Request | State how many lines of the entries hold the string "true", and nothing more.
┌─ Material supplied
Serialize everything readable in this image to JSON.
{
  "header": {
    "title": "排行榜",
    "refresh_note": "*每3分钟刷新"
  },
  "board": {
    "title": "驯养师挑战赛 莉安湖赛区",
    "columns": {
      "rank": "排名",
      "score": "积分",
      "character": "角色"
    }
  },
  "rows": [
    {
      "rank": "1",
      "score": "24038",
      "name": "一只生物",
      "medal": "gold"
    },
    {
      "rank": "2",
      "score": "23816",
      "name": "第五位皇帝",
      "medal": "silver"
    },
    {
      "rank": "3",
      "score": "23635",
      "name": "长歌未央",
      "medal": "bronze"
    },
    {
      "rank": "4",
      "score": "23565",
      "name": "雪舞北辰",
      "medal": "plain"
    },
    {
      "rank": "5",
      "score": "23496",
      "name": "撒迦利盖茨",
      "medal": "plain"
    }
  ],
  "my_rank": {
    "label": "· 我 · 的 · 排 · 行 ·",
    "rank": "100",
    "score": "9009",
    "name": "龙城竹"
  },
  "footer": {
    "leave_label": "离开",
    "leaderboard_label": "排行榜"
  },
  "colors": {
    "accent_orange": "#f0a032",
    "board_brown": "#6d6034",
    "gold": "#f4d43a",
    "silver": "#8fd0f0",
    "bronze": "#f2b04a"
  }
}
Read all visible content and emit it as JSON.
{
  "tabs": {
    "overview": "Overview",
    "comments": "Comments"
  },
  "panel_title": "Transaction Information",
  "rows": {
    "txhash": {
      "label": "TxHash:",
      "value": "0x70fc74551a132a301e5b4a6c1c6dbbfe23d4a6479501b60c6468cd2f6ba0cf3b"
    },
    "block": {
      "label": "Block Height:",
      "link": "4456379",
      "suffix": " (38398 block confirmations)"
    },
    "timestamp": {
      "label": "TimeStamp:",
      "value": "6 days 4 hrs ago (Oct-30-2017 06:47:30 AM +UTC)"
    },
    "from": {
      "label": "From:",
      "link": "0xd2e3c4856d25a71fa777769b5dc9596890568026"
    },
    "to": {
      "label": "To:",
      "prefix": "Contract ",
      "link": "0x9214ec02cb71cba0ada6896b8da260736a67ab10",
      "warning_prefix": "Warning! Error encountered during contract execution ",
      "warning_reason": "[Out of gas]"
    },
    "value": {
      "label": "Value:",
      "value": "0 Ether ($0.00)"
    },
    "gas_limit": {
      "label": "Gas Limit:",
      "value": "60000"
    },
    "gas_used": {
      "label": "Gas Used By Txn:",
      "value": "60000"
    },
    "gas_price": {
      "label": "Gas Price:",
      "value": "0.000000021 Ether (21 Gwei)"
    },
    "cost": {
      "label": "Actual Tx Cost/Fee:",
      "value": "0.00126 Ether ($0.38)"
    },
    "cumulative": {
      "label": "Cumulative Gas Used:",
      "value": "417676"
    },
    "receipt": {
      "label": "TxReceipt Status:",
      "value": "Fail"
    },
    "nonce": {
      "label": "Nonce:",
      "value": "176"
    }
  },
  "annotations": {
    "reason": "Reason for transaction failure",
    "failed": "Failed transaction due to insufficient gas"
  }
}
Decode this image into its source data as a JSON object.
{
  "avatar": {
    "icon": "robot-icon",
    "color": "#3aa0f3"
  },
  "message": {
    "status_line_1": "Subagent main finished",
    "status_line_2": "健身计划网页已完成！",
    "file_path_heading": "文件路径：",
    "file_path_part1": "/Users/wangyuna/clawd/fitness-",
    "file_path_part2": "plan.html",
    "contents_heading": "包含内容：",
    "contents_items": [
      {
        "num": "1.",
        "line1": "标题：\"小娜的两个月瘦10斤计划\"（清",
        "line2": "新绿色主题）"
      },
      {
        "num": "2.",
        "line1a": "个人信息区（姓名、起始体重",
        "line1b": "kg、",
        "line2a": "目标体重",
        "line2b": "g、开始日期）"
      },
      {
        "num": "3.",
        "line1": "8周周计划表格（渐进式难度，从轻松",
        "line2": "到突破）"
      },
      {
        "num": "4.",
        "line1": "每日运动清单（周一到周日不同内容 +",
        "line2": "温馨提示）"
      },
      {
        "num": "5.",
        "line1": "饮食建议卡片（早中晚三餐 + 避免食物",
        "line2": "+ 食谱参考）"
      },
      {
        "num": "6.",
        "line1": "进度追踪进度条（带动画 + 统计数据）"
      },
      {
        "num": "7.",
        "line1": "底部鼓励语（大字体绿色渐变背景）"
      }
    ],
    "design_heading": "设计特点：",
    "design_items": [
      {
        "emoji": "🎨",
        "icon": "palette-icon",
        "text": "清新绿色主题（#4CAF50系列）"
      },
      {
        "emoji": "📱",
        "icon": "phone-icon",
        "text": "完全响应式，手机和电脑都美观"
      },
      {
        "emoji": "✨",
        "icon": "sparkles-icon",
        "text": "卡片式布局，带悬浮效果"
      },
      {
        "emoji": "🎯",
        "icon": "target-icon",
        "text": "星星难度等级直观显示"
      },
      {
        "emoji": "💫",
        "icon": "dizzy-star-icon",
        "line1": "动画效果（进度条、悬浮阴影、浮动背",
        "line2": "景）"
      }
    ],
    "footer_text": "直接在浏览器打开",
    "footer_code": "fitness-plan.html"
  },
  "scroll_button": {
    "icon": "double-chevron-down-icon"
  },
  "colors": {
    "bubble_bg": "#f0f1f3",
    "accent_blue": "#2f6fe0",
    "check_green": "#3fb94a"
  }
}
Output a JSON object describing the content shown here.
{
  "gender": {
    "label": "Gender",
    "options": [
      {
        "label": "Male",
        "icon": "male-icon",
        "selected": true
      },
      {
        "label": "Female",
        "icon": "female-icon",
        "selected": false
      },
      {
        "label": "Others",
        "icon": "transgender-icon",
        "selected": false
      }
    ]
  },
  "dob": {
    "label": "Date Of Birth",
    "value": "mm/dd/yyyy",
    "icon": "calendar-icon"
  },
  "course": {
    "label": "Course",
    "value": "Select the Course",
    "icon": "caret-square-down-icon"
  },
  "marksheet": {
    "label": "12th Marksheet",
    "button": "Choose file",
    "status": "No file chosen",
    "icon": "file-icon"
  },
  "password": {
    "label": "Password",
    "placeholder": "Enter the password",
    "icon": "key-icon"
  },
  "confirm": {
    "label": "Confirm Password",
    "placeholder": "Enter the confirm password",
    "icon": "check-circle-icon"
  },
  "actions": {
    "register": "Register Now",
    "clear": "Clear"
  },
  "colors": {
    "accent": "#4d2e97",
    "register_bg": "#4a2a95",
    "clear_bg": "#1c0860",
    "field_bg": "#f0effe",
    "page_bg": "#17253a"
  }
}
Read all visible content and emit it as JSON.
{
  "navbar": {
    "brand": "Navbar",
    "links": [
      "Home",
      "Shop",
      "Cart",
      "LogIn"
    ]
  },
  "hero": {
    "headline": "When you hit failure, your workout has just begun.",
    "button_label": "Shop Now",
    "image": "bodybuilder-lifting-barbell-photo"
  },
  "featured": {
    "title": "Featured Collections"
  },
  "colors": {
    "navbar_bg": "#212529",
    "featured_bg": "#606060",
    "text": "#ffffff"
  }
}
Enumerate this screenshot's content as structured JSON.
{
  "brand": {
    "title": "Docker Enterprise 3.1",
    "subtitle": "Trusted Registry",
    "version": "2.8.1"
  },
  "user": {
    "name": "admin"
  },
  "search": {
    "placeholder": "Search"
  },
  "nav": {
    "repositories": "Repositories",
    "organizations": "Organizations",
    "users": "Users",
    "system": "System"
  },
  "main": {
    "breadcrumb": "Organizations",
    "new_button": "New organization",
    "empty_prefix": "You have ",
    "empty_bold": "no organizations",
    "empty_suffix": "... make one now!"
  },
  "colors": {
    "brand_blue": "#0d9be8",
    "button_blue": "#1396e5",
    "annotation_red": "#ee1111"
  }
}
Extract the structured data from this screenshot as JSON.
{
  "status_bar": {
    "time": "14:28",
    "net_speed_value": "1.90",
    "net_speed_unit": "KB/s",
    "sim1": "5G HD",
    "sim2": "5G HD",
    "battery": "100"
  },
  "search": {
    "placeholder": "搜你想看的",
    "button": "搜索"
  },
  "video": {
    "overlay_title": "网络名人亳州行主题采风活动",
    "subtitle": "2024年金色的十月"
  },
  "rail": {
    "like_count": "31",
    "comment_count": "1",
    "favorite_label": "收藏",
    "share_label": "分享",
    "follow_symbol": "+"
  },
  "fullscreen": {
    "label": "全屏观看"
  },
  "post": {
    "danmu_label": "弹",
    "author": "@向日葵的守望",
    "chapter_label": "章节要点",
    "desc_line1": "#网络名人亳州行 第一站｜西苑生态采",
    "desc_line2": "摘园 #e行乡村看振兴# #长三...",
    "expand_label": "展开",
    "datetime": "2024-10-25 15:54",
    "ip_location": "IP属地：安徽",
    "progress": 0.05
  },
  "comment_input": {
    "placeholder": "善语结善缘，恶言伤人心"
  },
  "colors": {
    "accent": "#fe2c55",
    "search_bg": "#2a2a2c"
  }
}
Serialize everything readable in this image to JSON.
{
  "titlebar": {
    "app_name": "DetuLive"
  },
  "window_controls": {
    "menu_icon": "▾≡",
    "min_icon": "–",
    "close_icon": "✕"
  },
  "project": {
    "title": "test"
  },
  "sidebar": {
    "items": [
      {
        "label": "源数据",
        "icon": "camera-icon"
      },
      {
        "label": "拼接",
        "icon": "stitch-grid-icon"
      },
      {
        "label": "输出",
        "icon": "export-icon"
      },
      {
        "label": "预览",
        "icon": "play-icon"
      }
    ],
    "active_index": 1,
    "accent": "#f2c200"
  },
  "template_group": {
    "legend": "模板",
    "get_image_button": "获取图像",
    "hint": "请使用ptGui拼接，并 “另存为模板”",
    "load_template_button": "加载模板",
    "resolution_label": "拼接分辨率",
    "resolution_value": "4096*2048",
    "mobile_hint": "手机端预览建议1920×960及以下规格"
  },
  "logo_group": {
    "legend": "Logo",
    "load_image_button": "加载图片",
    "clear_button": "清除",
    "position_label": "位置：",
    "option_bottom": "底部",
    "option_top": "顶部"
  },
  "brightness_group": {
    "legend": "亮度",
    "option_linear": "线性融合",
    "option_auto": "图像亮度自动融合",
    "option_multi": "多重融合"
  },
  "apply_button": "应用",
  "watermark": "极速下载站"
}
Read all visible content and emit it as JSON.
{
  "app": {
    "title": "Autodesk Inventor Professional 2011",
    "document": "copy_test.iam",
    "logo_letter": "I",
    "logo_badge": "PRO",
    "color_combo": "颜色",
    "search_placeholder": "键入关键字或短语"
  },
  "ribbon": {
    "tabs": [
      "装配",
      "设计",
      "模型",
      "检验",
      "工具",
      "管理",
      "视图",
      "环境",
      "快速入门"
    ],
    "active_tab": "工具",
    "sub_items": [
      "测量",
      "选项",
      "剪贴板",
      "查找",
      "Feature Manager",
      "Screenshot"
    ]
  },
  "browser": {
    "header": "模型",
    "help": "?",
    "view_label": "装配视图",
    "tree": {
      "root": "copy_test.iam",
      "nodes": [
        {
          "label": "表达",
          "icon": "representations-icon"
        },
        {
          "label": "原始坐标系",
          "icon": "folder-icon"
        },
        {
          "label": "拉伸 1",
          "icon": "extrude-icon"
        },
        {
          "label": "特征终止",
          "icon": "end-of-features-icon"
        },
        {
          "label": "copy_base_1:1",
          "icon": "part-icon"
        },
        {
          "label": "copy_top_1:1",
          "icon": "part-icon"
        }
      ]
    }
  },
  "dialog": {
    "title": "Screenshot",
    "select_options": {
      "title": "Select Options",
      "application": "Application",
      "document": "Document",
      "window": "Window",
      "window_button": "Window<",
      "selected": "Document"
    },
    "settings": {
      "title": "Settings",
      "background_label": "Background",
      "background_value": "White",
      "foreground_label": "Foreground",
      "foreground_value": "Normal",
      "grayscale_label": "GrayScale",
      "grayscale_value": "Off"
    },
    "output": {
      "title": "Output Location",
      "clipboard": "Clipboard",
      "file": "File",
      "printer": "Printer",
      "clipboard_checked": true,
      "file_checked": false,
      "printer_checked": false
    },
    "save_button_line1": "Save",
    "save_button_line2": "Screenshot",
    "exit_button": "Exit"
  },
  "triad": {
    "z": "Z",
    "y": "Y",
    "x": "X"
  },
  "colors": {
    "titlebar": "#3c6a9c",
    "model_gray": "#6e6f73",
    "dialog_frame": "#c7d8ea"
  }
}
└─
Written answer | 2